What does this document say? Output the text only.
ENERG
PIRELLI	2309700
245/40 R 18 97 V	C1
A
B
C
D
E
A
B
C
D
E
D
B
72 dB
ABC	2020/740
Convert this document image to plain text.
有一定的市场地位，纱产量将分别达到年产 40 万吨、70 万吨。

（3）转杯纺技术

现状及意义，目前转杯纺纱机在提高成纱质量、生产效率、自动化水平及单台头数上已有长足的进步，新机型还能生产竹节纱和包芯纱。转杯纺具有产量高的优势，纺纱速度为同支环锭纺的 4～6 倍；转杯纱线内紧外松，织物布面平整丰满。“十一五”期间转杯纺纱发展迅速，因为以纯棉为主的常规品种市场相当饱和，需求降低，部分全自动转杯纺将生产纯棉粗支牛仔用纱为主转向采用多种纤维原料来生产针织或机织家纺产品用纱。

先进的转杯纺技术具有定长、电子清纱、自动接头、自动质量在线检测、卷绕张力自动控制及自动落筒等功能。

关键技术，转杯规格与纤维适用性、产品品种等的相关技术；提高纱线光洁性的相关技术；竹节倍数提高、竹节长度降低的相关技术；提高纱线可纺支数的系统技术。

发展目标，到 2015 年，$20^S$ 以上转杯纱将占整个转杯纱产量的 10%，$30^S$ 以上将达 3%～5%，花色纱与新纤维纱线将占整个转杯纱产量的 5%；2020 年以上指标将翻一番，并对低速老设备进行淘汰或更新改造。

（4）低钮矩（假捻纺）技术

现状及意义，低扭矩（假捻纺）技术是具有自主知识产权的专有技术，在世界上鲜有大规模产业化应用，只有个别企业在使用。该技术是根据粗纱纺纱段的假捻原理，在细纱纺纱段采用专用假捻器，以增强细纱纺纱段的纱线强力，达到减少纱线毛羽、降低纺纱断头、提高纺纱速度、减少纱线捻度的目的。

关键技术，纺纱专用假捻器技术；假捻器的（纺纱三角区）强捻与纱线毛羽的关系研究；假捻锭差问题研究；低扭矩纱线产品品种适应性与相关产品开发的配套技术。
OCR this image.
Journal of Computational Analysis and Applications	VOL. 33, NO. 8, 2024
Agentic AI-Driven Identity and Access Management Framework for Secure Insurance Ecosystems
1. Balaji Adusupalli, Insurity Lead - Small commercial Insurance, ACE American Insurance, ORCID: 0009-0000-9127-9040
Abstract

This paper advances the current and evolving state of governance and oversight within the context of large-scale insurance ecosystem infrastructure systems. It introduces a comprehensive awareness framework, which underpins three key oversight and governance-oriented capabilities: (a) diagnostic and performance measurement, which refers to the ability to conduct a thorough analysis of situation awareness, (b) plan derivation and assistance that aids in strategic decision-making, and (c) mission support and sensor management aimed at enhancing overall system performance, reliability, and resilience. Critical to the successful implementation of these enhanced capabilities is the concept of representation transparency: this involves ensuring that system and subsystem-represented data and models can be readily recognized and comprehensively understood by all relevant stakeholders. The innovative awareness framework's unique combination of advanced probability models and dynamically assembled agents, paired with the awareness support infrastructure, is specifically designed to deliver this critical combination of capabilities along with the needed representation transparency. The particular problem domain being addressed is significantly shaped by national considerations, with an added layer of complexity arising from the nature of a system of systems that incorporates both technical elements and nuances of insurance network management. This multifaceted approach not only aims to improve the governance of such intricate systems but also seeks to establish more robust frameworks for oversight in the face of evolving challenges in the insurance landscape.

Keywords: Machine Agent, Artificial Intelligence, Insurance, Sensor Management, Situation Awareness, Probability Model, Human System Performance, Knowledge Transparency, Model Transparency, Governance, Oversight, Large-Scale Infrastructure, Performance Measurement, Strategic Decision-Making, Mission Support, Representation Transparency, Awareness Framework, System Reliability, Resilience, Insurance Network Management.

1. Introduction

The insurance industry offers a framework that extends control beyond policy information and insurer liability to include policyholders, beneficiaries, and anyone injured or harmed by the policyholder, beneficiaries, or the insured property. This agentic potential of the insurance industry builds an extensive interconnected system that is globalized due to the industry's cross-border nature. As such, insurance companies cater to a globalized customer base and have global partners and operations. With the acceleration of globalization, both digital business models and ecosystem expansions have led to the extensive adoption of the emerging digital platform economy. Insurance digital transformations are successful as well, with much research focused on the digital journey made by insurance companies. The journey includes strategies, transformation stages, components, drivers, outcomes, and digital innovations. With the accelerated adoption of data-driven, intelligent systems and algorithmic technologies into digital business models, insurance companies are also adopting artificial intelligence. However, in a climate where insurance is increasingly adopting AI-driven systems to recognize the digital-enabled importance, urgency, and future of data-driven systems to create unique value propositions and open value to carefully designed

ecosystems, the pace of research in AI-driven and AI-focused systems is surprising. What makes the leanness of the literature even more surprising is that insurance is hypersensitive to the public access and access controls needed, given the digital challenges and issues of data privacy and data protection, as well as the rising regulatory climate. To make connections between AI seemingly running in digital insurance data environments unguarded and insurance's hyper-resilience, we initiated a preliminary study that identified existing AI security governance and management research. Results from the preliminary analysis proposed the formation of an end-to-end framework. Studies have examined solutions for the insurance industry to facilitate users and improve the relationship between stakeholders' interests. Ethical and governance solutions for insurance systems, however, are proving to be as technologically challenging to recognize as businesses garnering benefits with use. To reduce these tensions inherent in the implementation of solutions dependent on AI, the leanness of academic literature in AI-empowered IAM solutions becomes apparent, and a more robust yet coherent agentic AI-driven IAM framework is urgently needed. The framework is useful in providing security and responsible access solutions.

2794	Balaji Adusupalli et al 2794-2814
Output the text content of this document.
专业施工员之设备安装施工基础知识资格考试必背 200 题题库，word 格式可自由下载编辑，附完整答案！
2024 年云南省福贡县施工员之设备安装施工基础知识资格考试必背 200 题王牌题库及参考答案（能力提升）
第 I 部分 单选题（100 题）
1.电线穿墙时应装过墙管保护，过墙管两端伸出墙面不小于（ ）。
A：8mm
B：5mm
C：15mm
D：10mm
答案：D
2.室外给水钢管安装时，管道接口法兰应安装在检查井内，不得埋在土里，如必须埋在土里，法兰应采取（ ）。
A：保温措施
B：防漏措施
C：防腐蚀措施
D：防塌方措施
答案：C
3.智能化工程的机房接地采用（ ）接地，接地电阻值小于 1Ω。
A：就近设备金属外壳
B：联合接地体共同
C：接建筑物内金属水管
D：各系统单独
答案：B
══════
(What needs to be done)
Using the listing above, reproduce each line without omission.

(Task answer)
What does this document say? Output the text only.
ENERG
PIRELLI	2309700
245/40 R 18 97 V	C1
A
B
C
D
E
A
B
C
D
E
D
B
72 dB
ABC	2020/740
Convert this document image to plain text.
有一定的市场地位，纱产量将分别达到年产 40 万吨、70 万吨。

（3）转杯纺技术

现状及意义，目前转杯纺纱机在提高成纱质量、生产效率、自动化水平及单台头数上已有长足的进步，新机型还能生产竹节纱和包芯纱。转杯纺具有产量高的优势，纺纱速度为同支环锭纺的 4～6 倍；转杯纱线内紧外松，织物布面平整丰满。“十一五”期间转杯纺纱发展迅速，因为以纯棉为主的常规品种市场相当饱和，需求降低，部分全自动转杯纺将生产纯棉粗支牛仔用纱为主转向采用多种纤维原料来生产针织或机织家纺产品用纱。

先进的转杯纺技术具有定长、电子清纱、自动接头、自动质量在线检测、卷绕张力自动控制及自动落筒等功能。

关键技术，转杯规格与纤维适用性、产品品种等的相关技术；提高纱线光洁性的相关技术；竹节倍数提高、竹节长度降低的相关技术；提高纱线可纺支数的系统技术。

发展目标，到 2015 年，$20^S$ 以上转杯纱将占整个转杯纱产量的 10%，$30^S$ 以上将达 3%～5%，花色纱与新纤维纱线将占整个转杯纱产量的 5%；2020 年以上指标将翻一番，并对低速老设备进行淘汰或更新改造。

（4）低钮矩（假捻纺）技术

现状及意义，低扭矩（假捻纺）技术是具有自主知识产权的专有技术，在世界上鲜有大规模产业化应用，只有个别企业在使用。该技术是根据粗纱纺纱段的假捻原理，在细纱纺纱段采用专用假捻器，以增强细纱纺纱段的纱线强力，达到减少纱线毛羽、降低纺纱断头、提高纺纱速度、减少纱线捻度的目的。

关键技术，纺纱专用假捻器技术；假捻器的（纺纱三角区）强捻与纱线毛羽的关系研究；假捻锭差问题研究；低扭矩纱线产品品种适应性与相关产品开发的配套技术。
OCR this image.
Journal of Computational Analysis and Applications	VOL. 33, NO. 8, 2024
Agentic AI-Driven Identity and Access Management Framework for Secure Insurance Ecosystems
1. Balaji Adusupalli, Insurity Lead - Small commercial Insurance, ACE American Insurance, ORCID: 0009-0000-9127-9040
Abstract

This paper advances the current and evolving state of governance and oversight within the context of large-scale insurance ecosystem infrastructure systems. It introduces a comprehensive awareness framework, which underpins three key oversight and governance-oriented capabilities: (a) diagnostic and performance measurement, which refers to the ability to conduct a thorough analysis of situation awareness, (b) plan derivation and assistance that aids in strategic decision-making, and (c) mission support and sensor management aimed at enhancing overall system performance, reliability, and resilience. Critical to the successful implementation of these enhanced capabilities is the concept of representation transparency: this involves ensuring that system and subsystem-represented data and models can be readily recognized and comprehensively understood by all relevant stakeholders. The innovative awareness framework's unique combination of advanced probability models and dynamically assembled agents, paired with the awareness support infrastructure, is specifically designed to deliver this critical combination of capabilities along with the needed representation transparency. The particular problem domain being addressed is significantly shaped by national considerations, with an added layer of complexity arising from the nature of a system of systems that incorporates both technical elements and nuances of insurance network management. This multifaceted approach not only aims to improve the governance of such intricate systems but also seeks to establish more robust frameworks for oversight in the face of evolving challenges in the insurance landscape.

Keywords: Machine Agent, Artificial Intelligence, Insurance, Sensor Management, Situation Awareness, Probability Model, Human System Performance, Knowledge Transparency, Model Transparency, Governance, Oversight, Large-Scale Infrastructure, Performance Measurement, Strategic Decision-Making, Mission Support, Representation Transparency, Awareness Framework, System Reliability, Resilience, Insurance Network Management.

1. Introduction

The insurance industry offers a framework that extends control beyond policy information and insurer liability to include policyholders, beneficiaries, and anyone injured or harmed by the policyholder, beneficiaries, or the insured property. This agentic potential of the insurance industry builds an extensive interconnected system that is globalized due to the industry's cross-border nature. As such, insurance companies cater to a globalized customer base and have global partners and operations. With the acceleration of globalization, both digital business models and ecosystem expansions have led to the extensive adoption of the emerging digital platform economy. Insurance digital transformations are successful as well, with much research focused on the digital journey made by insurance companies. The journey includes strategies, transformation stages, components, drivers, outcomes, and digital innovations. With the accelerated adoption of data-driven, intelligent systems and algorithmic technologies into digital business models, insurance companies are also adopting artificial intelligence. However, in a climate where insurance is increasingly adopting AI-driven systems to recognize the digital-enabled importance, urgency, and future of data-driven systems to create unique value propositions and open value to carefully designed

ecosystems, the pace of research in AI-driven and AI-focused systems is surprising. What makes the leanness of the literature even more surprising is that insurance is hypersensitive to the public access and access controls needed, given the digital challenges and issues of data privacy and data protection, as well as the rising regulatory climate. To make connections between AI seemingly running in digital insurance data environments unguarded and insurance's hyper-resilience, we initiated a preliminary study that identified existing AI security governance and management research. Results from the preliminary analysis proposed the formation of an end-to-end framework. Studies have examined solutions for the insurance industry to facilitate users and improve the relationship between stakeholders' interests. Ethical and governance solutions for insurance systems, however, are proving to be as technologically challenging to recognize as businesses garnering benefits with use. To reduce these tensions inherent in the implementation of solutions dependent on AI, the leanness of academic literature in AI-empowered IAM solutions becomes apparent, and a more robust yet coherent agentic AI-driven IAM framework is urgently needed. The framework is useful in providing security and responsible access solutions.

2794	Balaji Adusupalli et al 2794-2814
Output the text content of this document.
专业施工员之设备安装施工基础知识资格考试必背 200 题题库，word 格式可自由下载编辑，附完整答案！
2024 年云南省福贡县施工员之设备安装施工基础知识资格考试必背 200 题王牌题库及参考答案（能力提升）
第 I 部分 单选题（100 题）
1.电线穿墙时应装过墙管保护，过墙管两端伸出墙面不小于（ ）。
A：8mm
B：5mm
C：15mm
D：10mm
答案：D
2.室外给水钢管安装时，管道接口法兰应安装在检查井内，不得埋在土里，如必须埋在土里，法兰应采取（ ）。
A：保温措施
B：防漏措施
C：防腐蚀措施
D：防塌方措施
答案：C
3.智能化工程的机房接地采用（ ）接地，接地电阻值小于 1Ω。
A：就近设备金属外壳
B：联合接地体共同
C：接建筑物内金属水管
D：各系统单独
答案：B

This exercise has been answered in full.